Select the lines that hold the word "次都是正面朝上" and copy each one.

Provided data –
■ ■ ■

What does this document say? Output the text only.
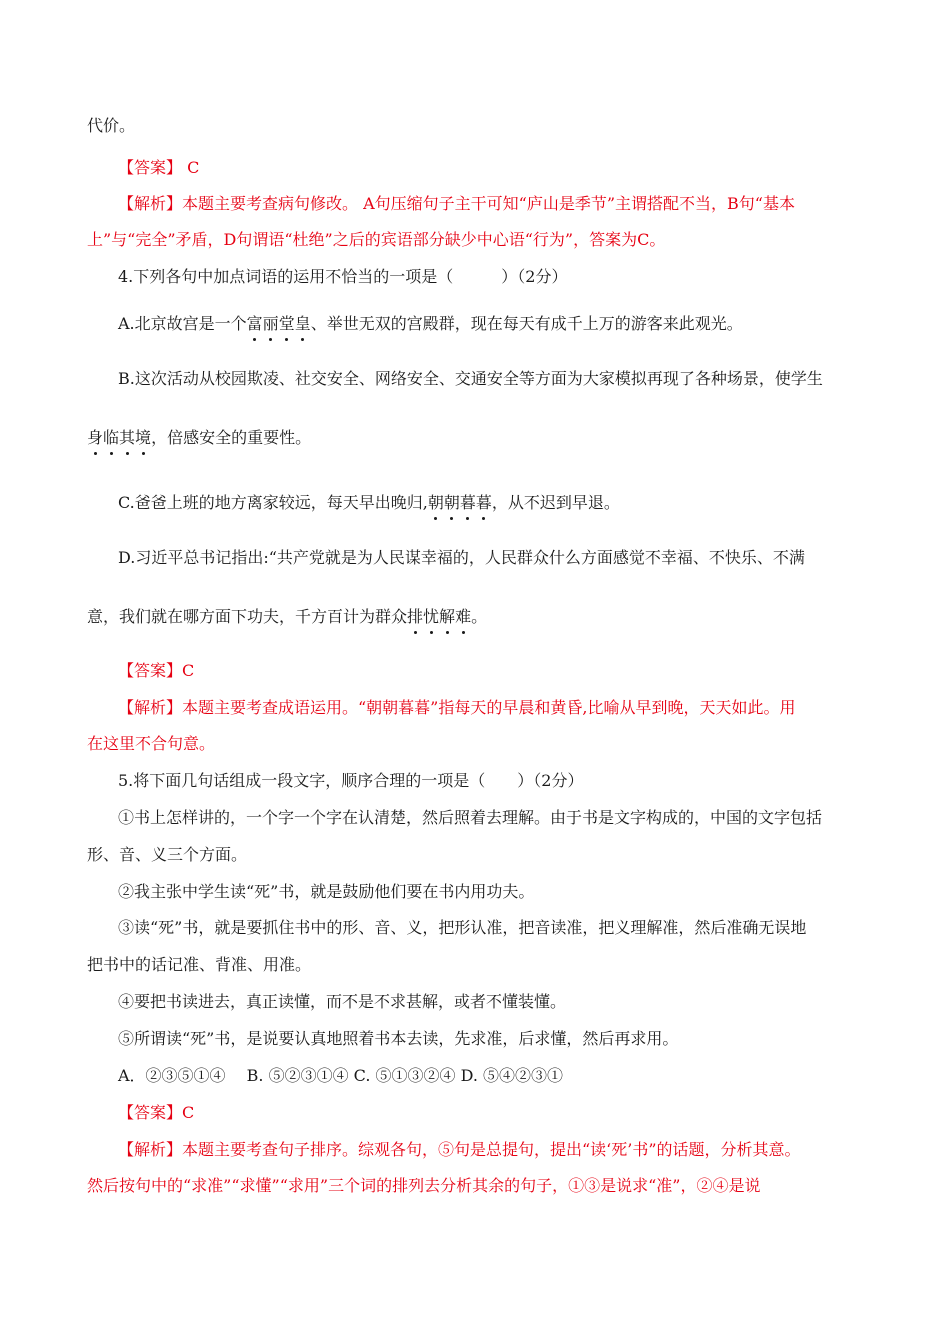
代价。
【答案】 C
【解析】本题主要考查病句修改。 A句压缩句子主干可知“庐山是季节”主谓搭配不当，B句“基本
上”与“完全”矛盾，D句谓语“杜绝”之后的宾语部分缺少中心语“行为”，答案为C。
4.下列各句中加点词语的运用不恰当的一项是（　　　）（2分）
A.北京故宫是一个富丽堂皇、举世无双的宫殿群，现在每天有成千上万的游客来此观光。
B.这次活动从校园欺凌、社交安全、网络安全、交通安全等方面为大家模拟再现了各种场景，使学生
身临其境，倍感安全的重要性。
C.爸爸上班的地方离家较远，每天早出晚归,朝朝暮暮，从不迟到早退。
D.习近平总书记指出:“共产党就是为人民谋幸福的，人民群众什么方面感觉不幸福、不快乐、不满
意，我们就在哪方面下功夫，千方百计为群众排忧解难。
【答案】C
【解析】本题主要考查成语运用。“朝朝暮暮”指每天的早晨和黄昏,比喻从早到晚，天天如此。用
在这里不合句意。
5.将下面几句话组成一段文字，顺序合理的一项是（　　）（2分）
①书上怎样讲的，一个字一个字在认清楚，然后照着去理解。由于书是文字构成的，中国的文字包括
形、音、义三个方面。
②我主张中学生读“死”书，就是鼓励他们要在书内用功夫。
③读“死”书，就是要抓住书中的形、音、义，把形认准，把音读准，把义理解准，然后准确无误地
把书中的话记准、背准、用准。
④要把书读进去，真正读懂，而不是不求甚解，或者不懂装懂。
⑤所谓读“死”书，是说要认真地照着书本去读，先求准，后求懂，然后再求用。
A．②③⑤①④　 B. ⑤②③①④ C. ⑤①③②④ D. ⑤④②③①
【答案】C
【解析】本题主要考查句子排序。综观各句，⑤句是总提句，提出“读‘死’书”的话题，分析其意。
然后按句中的“求准”“求懂”“求用”三个词的排列去分析其余的句子，①③是说求“准”，②④是说
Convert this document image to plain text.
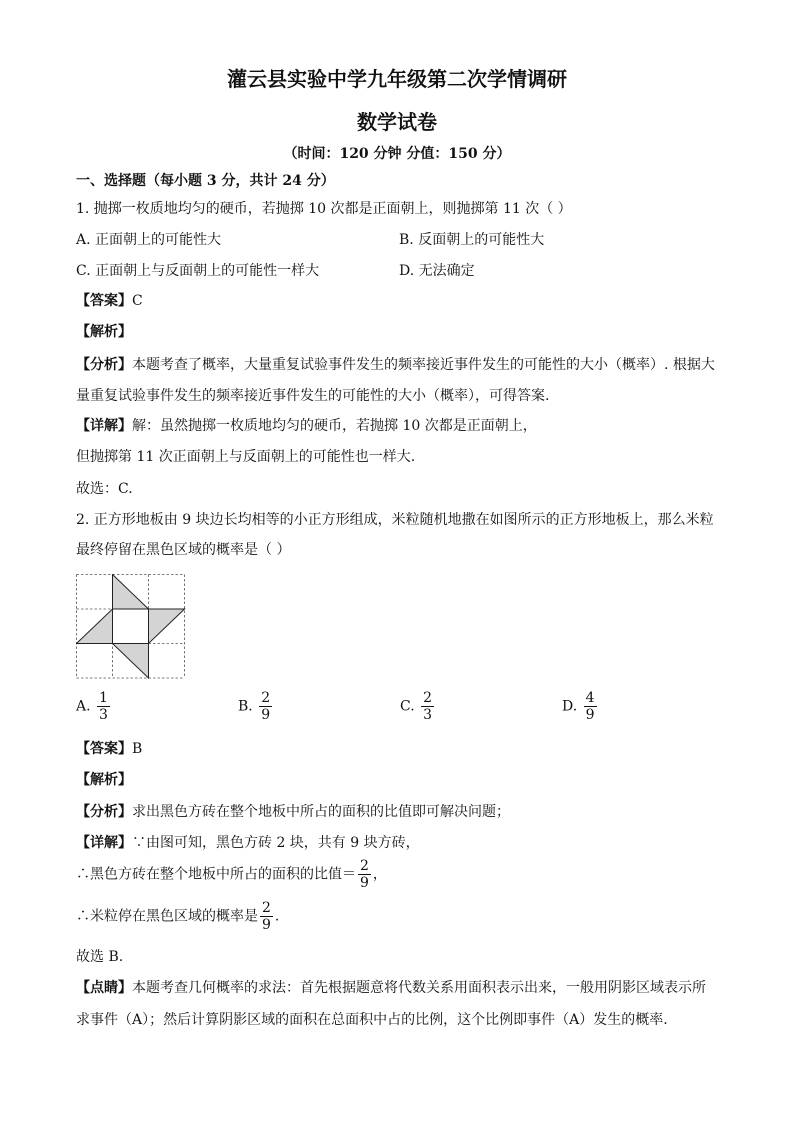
灌云县实验中学九年级第二次学情调研
数学试卷
（时间：120 分钟 分值：150 分）
一、选择题（每小题 3 分，共计 24 分）
1. 抛掷一枚质地均匀的硬币，若抛掷 10 次都是正面朝上，则抛掷第 11 次（ ）
A. 正面朝上的可能性大	B. 反面朝上的可能性大
C. 正面朝上与反面朝上的可能性一样大	D. 无法确定
【答案】C
【解析】
【分析】本题考查了概率，大量重复试验事件发生的频率接近事件发生的可能性的大小（概率）. 根据大
量重复试验事件发生的频率接近事件发生的可能性的大小（概率），可得答案.
【详解】解：虽然抛掷一枚质地均匀的硬币，若抛掷 10 次都是正面朝上，
但抛掷第 11 次正面朝上与反面朝上的可能性也一样大.
故选：C.
2. 正方形地板由 9 块边长均相等的小正方形组成，米粒随机地撒在如图所示的正方形地板上，那么米粒
最终停留在黑色区域的概率是（ ）
A. $\frac{1}{3}$	B. $\frac{2}{9}$	C. $\frac{2}{3}$	D. $\frac{4}{9}$
【答案】B
【解析】
【分析】求出黑色方砖在整个地板中所占的面积的比值即可解决问题；
【详解】∵由图可知，黑色方砖 2 块，共有 9 块方砖，
∴黑色方砖在整个地板中所占的面积的比值＝ $\frac{2}{9}$ ，
∴米粒停在黑色区域的概率是 $\frac{2}{9}$ .
故选 B.
【点睛】本题考查几何概率的求法：首先根据题意将代数关系用面积表示出来，一般用阴影区域表示所
求事件（A）；然后计算阴影区域的面积在总面积中占的比例，这个比例即事件（A）发生的概率.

■ ■ ■

The response –
1. 抛掷一枚质地均匀的硬币，若抛掷 10 次都是正面朝上，则抛掷第 11 次（ ）
【详解】解：虽然抛掷一枚质地均匀的硬币，若抛掷 10 次都是正面朝上，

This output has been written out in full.